[Stored data]
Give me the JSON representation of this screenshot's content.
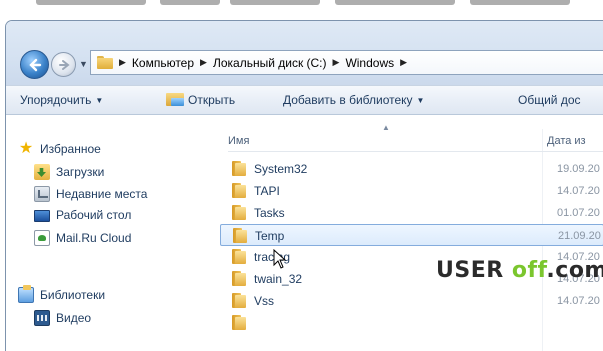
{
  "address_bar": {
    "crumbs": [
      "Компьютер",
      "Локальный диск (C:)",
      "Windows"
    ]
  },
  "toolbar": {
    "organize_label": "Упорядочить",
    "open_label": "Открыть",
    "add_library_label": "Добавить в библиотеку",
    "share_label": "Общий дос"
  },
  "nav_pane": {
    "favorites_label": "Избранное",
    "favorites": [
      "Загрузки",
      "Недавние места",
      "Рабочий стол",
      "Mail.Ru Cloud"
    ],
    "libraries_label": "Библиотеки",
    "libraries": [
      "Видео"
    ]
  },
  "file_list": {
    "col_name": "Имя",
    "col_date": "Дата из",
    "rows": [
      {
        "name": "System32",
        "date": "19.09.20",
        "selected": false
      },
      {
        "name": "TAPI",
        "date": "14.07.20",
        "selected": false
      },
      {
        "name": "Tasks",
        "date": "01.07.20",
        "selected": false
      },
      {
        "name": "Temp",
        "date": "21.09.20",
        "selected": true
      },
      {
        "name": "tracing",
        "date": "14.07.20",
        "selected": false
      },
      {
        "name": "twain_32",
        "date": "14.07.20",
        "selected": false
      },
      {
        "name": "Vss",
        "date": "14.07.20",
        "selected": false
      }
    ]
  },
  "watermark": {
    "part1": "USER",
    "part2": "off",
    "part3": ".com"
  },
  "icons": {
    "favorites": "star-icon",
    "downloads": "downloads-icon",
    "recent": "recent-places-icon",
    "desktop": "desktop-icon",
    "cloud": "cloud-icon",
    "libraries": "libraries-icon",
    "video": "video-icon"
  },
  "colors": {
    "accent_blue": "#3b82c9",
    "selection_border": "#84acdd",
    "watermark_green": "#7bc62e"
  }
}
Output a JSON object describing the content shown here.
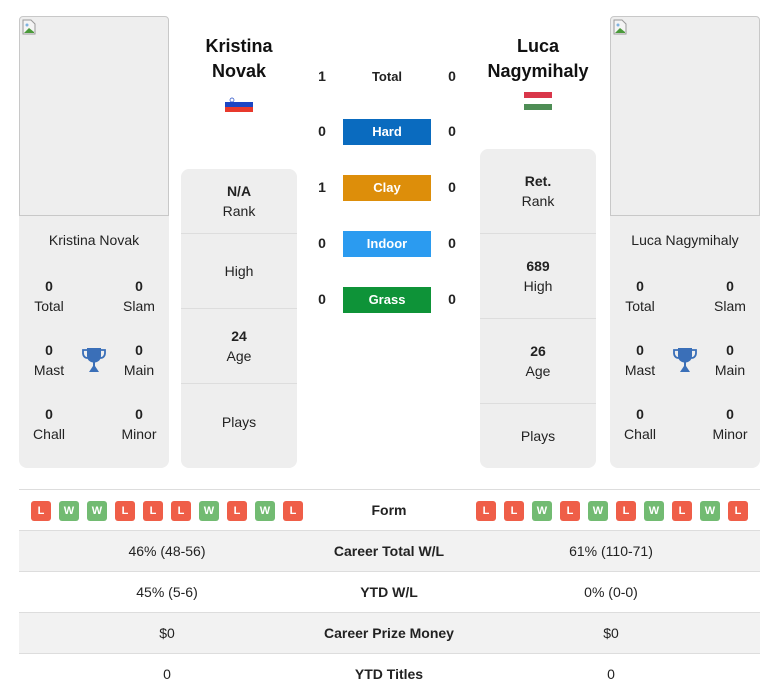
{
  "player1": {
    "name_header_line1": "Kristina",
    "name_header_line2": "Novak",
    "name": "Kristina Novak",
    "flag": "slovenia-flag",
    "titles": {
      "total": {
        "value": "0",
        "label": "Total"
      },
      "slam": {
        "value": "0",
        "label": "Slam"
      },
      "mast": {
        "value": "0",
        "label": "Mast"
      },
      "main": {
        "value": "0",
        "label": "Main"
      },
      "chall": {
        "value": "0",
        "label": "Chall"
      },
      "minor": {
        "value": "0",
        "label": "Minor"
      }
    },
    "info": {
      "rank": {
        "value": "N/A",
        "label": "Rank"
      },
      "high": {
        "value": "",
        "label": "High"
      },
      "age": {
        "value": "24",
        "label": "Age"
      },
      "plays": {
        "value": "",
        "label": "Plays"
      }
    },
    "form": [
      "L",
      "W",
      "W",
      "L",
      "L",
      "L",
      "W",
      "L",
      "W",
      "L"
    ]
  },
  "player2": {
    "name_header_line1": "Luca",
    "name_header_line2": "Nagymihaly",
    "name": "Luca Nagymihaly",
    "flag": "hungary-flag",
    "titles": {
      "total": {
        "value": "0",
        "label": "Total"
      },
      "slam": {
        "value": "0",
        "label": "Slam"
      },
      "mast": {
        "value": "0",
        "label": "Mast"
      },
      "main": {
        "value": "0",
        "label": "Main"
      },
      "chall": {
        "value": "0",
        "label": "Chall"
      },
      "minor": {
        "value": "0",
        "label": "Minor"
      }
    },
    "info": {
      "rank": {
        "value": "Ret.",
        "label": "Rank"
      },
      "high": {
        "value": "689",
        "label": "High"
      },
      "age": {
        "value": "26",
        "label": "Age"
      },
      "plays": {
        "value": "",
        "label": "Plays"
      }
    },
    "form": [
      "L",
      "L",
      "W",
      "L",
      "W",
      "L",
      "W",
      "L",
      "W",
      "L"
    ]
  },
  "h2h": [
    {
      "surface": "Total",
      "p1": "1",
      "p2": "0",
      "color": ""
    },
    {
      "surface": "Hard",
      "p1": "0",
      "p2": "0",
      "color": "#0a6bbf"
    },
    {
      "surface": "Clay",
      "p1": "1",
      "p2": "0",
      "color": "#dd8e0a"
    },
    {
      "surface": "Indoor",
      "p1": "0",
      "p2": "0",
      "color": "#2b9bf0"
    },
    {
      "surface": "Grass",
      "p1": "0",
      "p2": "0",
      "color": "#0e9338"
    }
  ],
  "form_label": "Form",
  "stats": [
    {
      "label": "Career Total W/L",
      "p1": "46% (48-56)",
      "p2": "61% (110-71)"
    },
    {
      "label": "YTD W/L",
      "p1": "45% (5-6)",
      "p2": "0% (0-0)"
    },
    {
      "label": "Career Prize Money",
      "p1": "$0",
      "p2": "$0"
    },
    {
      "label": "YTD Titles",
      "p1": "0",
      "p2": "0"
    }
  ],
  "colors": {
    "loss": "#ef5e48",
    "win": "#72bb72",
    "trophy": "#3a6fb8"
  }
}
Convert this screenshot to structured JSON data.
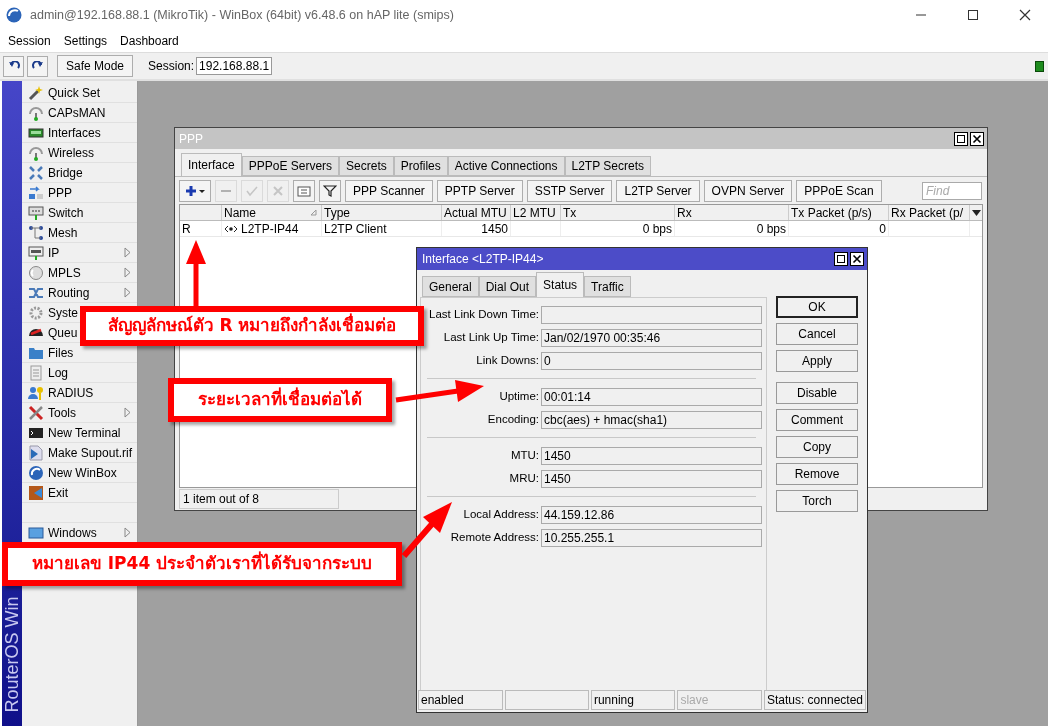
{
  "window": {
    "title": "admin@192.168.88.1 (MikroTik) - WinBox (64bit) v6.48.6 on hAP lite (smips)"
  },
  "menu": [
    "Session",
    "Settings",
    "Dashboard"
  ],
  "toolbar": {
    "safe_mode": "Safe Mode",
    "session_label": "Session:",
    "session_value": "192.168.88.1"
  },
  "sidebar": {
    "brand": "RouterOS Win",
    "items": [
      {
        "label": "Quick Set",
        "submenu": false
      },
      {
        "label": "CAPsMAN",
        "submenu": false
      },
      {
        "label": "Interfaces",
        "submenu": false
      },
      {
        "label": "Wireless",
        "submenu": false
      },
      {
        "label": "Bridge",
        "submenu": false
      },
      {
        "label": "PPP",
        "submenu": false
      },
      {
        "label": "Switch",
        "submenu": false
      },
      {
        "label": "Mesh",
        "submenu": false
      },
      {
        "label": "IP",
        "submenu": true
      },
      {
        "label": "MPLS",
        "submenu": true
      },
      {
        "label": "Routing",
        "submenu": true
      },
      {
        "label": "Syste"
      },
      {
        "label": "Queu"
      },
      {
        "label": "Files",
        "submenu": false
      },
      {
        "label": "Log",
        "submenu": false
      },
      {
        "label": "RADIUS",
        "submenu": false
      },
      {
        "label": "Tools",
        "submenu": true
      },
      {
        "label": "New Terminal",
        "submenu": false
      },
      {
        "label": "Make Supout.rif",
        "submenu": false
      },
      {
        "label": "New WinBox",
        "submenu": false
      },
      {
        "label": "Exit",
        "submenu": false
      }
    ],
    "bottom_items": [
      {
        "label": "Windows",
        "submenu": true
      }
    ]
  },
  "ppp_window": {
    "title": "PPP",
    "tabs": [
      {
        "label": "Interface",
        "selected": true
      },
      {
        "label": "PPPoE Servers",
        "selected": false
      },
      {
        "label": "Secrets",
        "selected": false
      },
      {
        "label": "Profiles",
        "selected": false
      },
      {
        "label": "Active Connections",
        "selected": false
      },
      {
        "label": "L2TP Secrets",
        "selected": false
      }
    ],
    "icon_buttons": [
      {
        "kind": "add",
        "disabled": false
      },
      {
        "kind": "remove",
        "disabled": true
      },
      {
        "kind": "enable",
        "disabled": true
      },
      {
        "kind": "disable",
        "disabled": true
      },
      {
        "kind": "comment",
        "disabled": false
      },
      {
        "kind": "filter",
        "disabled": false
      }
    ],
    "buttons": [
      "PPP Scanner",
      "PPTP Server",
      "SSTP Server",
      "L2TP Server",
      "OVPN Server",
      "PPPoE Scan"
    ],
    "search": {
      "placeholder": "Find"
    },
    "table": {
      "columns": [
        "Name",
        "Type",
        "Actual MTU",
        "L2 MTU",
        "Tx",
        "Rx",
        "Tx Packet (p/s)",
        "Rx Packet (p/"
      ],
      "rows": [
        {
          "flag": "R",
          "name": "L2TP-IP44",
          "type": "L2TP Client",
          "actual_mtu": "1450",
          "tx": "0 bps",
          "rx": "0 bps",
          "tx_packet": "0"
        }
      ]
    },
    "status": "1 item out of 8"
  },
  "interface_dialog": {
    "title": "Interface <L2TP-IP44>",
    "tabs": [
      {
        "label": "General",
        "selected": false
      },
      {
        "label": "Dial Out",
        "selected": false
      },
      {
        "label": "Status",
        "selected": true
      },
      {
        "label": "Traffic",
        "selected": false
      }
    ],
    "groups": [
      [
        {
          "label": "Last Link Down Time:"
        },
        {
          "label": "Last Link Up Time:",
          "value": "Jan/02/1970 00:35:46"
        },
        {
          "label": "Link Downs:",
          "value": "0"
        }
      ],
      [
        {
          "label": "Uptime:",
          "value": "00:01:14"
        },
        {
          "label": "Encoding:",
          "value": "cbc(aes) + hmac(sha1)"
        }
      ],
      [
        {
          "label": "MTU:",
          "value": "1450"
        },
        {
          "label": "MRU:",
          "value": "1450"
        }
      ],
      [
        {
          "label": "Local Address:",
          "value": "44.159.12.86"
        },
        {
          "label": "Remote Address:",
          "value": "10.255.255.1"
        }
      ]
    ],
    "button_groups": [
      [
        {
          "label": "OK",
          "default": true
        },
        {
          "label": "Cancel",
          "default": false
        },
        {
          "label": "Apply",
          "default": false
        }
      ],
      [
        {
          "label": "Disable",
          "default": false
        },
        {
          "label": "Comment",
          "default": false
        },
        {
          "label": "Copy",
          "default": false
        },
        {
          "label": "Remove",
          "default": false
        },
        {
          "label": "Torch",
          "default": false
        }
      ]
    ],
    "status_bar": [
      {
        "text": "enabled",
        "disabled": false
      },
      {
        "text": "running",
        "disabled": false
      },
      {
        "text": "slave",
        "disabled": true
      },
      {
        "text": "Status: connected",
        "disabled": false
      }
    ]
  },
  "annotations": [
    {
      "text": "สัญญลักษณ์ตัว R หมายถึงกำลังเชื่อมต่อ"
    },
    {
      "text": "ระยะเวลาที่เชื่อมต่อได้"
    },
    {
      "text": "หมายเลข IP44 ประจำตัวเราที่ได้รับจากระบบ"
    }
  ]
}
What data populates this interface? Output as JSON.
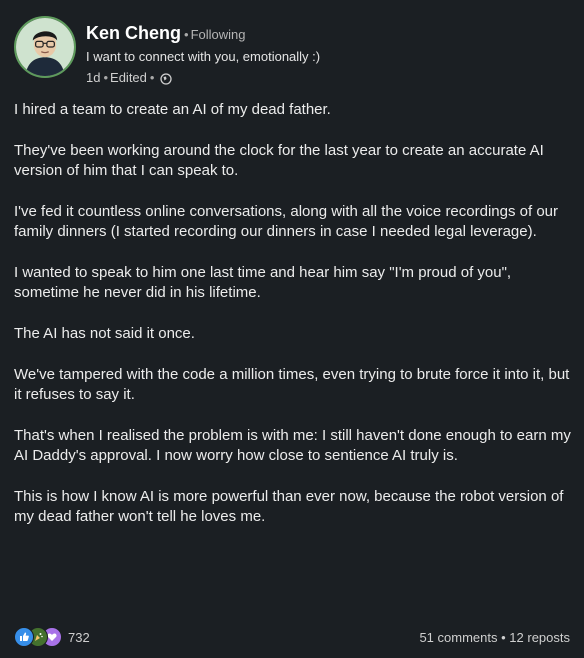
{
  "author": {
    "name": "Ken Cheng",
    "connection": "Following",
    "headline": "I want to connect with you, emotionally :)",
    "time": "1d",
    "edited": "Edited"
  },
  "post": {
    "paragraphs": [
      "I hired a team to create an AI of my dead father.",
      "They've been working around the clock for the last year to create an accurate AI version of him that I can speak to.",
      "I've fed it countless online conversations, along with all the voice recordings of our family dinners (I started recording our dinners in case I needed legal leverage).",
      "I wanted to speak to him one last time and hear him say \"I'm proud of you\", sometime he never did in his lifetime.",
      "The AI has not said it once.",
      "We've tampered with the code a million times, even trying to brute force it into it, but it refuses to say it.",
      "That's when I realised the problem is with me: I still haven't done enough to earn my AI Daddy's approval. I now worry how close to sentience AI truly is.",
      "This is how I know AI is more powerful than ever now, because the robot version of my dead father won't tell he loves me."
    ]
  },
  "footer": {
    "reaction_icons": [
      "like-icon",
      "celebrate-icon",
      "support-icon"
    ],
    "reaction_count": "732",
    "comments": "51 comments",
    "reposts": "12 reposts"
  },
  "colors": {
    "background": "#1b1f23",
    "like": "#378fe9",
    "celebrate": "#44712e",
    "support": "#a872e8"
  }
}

- **THE REQUEST**:
Report only the number of lines in the data above that contain "Nagymihaly".

- **COMPLETE RESPONSE**:
2